Could you rewrite the records below with every "data-label" renamed to "value-label", leaving everything else as it is?
====== Task material
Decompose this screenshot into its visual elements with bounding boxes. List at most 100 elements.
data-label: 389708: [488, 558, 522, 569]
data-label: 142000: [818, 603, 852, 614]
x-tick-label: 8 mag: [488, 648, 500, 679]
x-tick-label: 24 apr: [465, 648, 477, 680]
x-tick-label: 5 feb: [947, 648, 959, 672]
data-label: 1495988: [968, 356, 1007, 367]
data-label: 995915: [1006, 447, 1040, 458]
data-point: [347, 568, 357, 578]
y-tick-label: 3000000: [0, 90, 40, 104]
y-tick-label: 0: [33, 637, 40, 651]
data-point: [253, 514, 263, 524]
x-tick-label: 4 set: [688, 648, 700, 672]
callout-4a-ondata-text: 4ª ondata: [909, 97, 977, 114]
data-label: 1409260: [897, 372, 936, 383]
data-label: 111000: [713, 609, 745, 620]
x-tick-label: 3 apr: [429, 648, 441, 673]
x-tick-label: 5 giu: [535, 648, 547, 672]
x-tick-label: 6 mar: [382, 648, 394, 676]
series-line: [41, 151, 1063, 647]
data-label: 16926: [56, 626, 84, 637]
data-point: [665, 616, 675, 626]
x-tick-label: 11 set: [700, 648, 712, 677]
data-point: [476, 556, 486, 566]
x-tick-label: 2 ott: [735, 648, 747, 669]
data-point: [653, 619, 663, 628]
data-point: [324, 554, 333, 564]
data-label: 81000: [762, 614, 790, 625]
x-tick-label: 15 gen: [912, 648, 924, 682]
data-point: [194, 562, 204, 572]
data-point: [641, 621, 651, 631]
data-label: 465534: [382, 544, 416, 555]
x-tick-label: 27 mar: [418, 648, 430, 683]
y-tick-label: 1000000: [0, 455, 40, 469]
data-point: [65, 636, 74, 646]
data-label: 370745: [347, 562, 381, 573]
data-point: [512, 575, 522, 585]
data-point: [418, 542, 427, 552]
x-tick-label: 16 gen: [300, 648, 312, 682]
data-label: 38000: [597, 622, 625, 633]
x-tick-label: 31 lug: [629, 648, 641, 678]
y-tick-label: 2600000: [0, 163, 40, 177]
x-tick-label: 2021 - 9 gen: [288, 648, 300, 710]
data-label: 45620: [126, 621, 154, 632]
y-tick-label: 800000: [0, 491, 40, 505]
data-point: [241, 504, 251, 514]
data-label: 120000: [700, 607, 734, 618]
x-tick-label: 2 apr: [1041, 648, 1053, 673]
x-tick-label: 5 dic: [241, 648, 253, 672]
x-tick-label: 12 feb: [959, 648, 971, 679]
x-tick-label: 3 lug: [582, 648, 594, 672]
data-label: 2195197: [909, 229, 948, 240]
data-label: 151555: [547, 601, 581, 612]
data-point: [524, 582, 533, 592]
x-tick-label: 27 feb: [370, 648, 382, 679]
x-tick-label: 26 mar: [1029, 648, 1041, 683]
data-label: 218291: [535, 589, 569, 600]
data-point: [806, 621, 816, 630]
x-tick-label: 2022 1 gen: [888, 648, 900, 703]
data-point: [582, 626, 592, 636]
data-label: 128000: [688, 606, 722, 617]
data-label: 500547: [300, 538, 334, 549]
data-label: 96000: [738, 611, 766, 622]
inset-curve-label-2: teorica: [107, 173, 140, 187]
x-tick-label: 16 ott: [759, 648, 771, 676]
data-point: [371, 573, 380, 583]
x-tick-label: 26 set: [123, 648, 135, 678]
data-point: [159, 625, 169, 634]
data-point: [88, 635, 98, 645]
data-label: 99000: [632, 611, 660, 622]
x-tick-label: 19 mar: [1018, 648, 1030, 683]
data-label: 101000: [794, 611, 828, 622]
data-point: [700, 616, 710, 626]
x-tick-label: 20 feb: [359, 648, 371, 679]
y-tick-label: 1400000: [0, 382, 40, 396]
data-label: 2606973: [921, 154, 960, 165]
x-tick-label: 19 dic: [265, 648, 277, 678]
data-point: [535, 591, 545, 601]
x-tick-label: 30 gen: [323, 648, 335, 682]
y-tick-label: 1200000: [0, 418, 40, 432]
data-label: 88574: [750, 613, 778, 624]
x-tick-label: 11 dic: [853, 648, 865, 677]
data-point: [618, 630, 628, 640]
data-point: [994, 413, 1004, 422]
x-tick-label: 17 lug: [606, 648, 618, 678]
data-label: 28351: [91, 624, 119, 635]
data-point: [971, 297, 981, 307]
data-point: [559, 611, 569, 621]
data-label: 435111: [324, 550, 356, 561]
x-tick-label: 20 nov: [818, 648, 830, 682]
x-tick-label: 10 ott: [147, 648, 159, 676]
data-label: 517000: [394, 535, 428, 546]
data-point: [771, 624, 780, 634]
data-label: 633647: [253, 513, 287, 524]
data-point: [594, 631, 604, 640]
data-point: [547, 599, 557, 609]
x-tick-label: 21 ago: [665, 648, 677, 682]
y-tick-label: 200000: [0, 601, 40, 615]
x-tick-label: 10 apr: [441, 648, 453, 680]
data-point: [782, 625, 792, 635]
============
§ **Finished exercise**:
Decompose this screenshot into its visual elements with bounding boxes. List at most 100 elements.
value-label: 389708: [488, 558, 522, 569]
value-label: 142000: [818, 603, 852, 614]
x-tick-label: 8 mag: [488, 648, 500, 679]
x-tick-label: 24 apr: [465, 648, 477, 680]
x-tick-label: 5 feb: [947, 648, 959, 672]
value-label: 1495988: [968, 356, 1007, 367]
value-label: 995915: [1006, 447, 1040, 458]
data-point: [347, 568, 357, 578]
y-tick-label: 3000000: [0, 90, 40, 104]
y-tick-label: 0: [33, 637, 40, 651]
data-point: [253, 514, 263, 524]
x-tick-label: 4 set: [688, 648, 700, 672]
callout-4a-ondata-text: 4ª ondata: [909, 97, 977, 114]
value-label: 1409260: [897, 372, 936, 383]
value-label: 111000: [713, 609, 745, 620]
x-tick-label: 3 apr: [429, 648, 441, 673]
x-tick-label: 5 giu: [535, 648, 547, 672]
x-tick-label: 6 mar: [382, 648, 394, 676]
series-line: [41, 151, 1063, 647]
value-label: 16926: [56, 626, 84, 637]
data-point: [665, 616, 675, 626]
x-tick-label: 11 set: [700, 648, 712, 677]
data-point: [476, 556, 486, 566]
x-tick-label: 2 ott: [735, 648, 747, 669]
data-point: [653, 619, 663, 628]
data-point: [324, 554, 333, 564]
value-label: 81000: [762, 614, 790, 625]
x-tick-label: 15 gen: [912, 648, 924, 682]
data-point: [194, 562, 204, 572]
data-point: [641, 621, 651, 631]
value-label: 465534: [382, 544, 416, 555]
x-tick-label: 27 mar: [418, 648, 430, 683]
y-tick-label: 1000000: [0, 455, 40, 469]
data-point: [65, 636, 74, 646]
value-label: 370745: [347, 562, 381, 573]
data-point: [512, 575, 522, 585]
data-point: [418, 542, 427, 552]
x-tick-label: 16 gen: [300, 648, 312, 682]
value-label: 38000: [597, 622, 625, 633]
x-tick-label: 31 lug: [629, 648, 641, 678]
y-tick-label: 2600000: [0, 163, 40, 177]
x-tick-label: 2021 - 9 gen: [288, 648, 300, 710]
value-label: 45620: [126, 621, 154, 632]
y-tick-label: 800000: [0, 491, 40, 505]
data-point: [241, 504, 251, 514]
value-label: 120000: [700, 607, 734, 618]
x-tick-label: 2 apr: [1041, 648, 1053, 673]
x-tick-label: 5 dic: [241, 648, 253, 672]
x-tick-label: 12 feb: [959, 648, 971, 679]
x-tick-label: 3 lug: [582, 648, 594, 672]
value-label: 2195197: [909, 229, 948, 240]
value-label: 151555: [547, 601, 581, 612]
data-point: [524, 582, 533, 592]
x-tick-label: 27 feb: [370, 648, 382, 679]
x-tick-label: 26 mar: [1029, 648, 1041, 683]
value-label: 218291: [535, 589, 569, 600]
data-point: [806, 621, 816, 630]
x-tick-label: 2022 1 gen: [888, 648, 900, 703]
data-point: [582, 626, 592, 636]
value-label: 128000: [688, 606, 722, 617]
value-label: 500547: [300, 538, 334, 549]
value-label: 96000: [738, 611, 766, 622]
inset-curve-label-2: teorica: [107, 173, 140, 187]
x-tick-label: 16 ott: [759, 648, 771, 676]
data-point: [371, 573, 380, 583]
x-tick-label: 26 set: [123, 648, 135, 678]
data-point: [159, 625, 169, 634]
data-point: [88, 635, 98, 645]
value-label: 99000: [632, 611, 660, 622]
x-tick-label: 19 mar: [1018, 648, 1030, 683]
value-label: 101000: [794, 611, 828, 622]
data-point: [700, 616, 710, 626]
x-tick-label: 20 feb: [359, 648, 371, 679]
y-tick-label: 1400000: [0, 382, 40, 396]
value-label: 2606973: [921, 154, 960, 165]
x-tick-label: 19 dic: [265, 648, 277, 678]
data-point: [535, 591, 545, 601]
x-tick-label: 30 gen: [323, 648, 335, 682]
y-tick-label: 1200000: [0, 418, 40, 432]
value-label: 88574: [750, 613, 778, 624]
x-tick-label: 11 dic: [853, 648, 865, 677]
data-point: [618, 630, 628, 640]
data-point: [994, 413, 1004, 422]
x-tick-label: 17 lug: [606, 648, 618, 678]
value-label: 28351: [91, 624, 119, 635]
data-point: [971, 297, 981, 307]
data-point: [559, 611, 569, 621]
value-label: 435111: [324, 550, 356, 561]
x-tick-label: 20 nov: [818, 648, 830, 682]
x-tick-label: 10 ott: [147, 648, 159, 676]
value-label: 517000: [394, 535, 428, 546]
data-point: [771, 624, 780, 634]
value-label: 633647: [253, 513, 287, 524]
data-point: [594, 631, 604, 640]
data-point: [547, 599, 557, 609]
x-tick-label: 21 ago: [665, 648, 677, 682]
y-tick-label: 200000: [0, 601, 40, 615]
x-tick-label: 10 apr: [441, 648, 453, 680]
data-point: [782, 625, 792, 635]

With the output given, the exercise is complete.